### Problem:
Out of the lines below, please list those that hold the string "value".

### Data supplied:
____

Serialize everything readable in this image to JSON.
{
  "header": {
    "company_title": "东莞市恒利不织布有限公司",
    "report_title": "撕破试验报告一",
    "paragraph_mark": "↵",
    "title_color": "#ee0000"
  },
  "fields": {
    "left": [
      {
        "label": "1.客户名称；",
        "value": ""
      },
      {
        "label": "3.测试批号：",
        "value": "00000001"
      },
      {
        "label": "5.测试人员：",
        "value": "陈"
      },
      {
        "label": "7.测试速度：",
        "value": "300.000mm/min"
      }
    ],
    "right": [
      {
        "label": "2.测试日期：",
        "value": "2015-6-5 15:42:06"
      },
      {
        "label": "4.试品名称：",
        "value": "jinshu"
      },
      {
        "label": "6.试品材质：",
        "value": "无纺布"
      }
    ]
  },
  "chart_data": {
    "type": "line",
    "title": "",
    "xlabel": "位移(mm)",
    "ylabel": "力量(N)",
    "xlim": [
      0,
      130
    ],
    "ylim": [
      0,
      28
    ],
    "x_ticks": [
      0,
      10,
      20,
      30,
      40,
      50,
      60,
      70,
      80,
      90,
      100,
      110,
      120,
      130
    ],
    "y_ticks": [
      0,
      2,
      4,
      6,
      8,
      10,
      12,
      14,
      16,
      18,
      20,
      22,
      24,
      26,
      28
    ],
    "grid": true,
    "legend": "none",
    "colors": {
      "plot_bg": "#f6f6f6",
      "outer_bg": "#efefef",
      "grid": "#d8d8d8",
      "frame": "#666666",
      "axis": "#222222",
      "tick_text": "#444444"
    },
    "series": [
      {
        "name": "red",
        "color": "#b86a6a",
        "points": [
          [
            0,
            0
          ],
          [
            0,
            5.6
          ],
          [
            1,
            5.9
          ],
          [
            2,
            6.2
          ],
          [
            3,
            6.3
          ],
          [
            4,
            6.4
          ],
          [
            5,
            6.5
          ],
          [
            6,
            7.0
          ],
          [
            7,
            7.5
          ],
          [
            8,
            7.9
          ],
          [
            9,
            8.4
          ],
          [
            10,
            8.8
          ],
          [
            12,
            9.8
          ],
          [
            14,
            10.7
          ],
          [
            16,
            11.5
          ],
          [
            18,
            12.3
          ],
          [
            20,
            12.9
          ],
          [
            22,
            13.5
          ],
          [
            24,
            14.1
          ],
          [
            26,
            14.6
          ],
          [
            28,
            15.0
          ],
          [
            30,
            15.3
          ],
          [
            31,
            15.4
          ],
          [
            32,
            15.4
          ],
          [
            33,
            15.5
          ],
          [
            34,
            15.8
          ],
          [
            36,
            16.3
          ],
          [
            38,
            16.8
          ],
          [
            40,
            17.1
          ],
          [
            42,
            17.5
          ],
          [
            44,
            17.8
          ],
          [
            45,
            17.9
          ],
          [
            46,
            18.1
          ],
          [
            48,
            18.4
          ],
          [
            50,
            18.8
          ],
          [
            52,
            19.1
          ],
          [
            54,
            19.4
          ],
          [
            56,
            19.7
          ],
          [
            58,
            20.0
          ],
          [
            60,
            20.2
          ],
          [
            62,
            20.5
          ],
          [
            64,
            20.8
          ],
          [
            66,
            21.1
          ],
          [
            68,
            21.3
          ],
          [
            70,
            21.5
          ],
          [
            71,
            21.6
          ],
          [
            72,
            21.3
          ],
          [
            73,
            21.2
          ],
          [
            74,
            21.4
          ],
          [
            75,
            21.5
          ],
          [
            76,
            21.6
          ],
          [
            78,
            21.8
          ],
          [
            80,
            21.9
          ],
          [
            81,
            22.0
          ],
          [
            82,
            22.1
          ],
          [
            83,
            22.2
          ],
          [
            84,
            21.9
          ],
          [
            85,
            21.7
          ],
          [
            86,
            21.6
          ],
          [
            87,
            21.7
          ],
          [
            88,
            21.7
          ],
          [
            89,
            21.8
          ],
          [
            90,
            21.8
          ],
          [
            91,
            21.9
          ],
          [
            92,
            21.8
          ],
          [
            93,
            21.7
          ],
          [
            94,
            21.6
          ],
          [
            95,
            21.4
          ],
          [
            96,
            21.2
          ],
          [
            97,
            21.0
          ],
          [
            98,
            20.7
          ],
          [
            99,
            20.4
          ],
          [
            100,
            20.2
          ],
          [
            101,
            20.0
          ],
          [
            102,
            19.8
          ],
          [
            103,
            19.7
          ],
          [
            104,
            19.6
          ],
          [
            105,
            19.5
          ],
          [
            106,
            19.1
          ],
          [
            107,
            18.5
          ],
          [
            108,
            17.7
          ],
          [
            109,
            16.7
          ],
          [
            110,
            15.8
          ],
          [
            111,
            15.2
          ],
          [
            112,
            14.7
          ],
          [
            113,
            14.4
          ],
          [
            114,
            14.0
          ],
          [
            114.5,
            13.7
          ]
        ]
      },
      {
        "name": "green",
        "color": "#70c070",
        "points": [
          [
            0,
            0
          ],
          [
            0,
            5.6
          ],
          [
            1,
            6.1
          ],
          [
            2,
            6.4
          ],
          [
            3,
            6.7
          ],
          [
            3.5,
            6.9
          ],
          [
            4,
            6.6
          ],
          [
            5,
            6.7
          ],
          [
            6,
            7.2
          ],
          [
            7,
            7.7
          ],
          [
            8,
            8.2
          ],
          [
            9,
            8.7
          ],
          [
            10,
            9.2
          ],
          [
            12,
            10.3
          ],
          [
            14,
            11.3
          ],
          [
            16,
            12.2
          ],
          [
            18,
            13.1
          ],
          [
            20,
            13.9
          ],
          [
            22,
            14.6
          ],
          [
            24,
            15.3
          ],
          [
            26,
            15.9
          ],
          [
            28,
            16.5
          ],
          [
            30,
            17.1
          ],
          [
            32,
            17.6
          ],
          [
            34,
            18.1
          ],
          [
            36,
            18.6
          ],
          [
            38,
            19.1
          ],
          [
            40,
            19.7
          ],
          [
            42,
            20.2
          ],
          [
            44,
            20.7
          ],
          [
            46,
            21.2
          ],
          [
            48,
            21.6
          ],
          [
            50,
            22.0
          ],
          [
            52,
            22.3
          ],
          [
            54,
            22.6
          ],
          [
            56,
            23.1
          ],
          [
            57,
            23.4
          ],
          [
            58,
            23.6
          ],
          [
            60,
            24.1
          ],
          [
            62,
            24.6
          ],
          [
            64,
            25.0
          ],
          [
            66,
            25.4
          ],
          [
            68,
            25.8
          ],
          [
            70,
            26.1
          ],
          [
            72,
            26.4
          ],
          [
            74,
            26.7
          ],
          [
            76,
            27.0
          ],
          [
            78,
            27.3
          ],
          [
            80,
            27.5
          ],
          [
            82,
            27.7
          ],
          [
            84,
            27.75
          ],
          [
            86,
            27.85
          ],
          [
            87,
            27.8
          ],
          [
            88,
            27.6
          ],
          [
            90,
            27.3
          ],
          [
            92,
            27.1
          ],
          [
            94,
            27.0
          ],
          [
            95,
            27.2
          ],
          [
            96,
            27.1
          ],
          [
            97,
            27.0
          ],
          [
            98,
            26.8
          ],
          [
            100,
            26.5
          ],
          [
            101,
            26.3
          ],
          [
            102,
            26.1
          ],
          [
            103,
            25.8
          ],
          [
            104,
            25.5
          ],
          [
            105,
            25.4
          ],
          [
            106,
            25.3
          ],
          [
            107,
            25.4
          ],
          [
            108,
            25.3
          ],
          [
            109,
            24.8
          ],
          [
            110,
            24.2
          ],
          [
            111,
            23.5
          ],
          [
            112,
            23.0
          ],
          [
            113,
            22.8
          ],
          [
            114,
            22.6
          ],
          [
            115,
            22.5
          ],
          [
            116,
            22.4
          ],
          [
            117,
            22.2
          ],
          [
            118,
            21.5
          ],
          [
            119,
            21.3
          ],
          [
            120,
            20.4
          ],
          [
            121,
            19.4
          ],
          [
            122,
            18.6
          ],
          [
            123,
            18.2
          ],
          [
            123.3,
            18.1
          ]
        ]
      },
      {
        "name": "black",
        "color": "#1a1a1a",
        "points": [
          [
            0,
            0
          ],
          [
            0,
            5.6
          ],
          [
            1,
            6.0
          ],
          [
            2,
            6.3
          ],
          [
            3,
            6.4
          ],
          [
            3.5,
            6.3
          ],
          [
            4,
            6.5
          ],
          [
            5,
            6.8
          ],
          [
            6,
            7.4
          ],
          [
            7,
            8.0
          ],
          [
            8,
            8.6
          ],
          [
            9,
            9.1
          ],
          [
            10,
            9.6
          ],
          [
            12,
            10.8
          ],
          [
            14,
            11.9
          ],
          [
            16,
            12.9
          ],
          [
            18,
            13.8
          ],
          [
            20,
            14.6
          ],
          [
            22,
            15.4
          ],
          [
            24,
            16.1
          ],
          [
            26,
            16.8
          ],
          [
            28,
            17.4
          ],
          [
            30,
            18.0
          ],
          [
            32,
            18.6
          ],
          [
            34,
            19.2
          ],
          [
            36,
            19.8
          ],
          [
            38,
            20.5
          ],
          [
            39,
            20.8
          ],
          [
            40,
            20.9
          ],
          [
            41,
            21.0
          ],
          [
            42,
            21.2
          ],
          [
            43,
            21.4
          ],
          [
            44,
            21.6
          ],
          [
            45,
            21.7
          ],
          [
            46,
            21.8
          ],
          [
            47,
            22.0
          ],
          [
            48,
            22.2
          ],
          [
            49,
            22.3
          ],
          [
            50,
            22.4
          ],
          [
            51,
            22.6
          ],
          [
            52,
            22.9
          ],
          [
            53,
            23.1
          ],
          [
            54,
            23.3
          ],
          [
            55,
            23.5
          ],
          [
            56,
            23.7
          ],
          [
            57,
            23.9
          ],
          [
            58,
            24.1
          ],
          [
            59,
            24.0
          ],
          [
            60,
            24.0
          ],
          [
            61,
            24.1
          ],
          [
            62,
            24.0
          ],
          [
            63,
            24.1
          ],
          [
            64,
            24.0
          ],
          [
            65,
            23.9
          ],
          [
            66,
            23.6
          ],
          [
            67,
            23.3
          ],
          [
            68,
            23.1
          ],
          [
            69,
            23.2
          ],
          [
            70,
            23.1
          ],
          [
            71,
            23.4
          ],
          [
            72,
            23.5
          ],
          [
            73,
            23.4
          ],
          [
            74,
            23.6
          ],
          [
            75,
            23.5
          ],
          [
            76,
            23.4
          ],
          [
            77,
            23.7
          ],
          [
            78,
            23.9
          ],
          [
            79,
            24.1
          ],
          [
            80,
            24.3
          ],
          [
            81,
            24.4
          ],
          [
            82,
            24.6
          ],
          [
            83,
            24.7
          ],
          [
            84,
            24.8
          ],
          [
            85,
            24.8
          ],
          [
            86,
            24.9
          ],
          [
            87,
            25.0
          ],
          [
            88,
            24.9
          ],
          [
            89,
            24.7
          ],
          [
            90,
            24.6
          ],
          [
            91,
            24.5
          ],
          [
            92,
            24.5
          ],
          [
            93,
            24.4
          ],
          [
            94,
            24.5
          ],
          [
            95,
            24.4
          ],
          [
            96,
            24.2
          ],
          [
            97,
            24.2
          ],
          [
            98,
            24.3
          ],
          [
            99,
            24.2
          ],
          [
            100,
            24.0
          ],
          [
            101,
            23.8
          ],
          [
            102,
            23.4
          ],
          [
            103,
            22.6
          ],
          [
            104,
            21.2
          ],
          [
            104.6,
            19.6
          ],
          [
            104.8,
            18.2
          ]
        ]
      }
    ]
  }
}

____

### Solution for this problem:
        "value": ""
        "value": "00000001"
        "value": "陈"
        "value": "300.000mm/min"
        "value": "2015-6-5 15:42:06"
        "value": "jinshu"
        "value": "无纺布"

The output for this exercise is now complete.